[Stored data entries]
================

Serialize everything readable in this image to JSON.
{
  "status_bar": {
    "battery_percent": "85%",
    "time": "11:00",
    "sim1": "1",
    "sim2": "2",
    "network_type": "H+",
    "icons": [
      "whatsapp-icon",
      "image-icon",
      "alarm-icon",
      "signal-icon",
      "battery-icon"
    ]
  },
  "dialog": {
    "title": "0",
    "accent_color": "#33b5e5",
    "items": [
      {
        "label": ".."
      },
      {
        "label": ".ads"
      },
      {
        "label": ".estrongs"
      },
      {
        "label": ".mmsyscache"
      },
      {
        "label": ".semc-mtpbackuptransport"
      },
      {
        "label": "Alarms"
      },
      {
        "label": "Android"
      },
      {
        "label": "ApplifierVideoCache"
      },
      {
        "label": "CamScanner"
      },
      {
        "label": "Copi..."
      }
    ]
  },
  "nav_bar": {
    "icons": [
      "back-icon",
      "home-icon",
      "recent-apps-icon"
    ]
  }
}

================

* [TASK REQUIREMENTS]:
From the entries above, copy every line containing the word "image".

* [THE ANSWER]:
Serialize everything readable in this image to JSON.
      "image-icon",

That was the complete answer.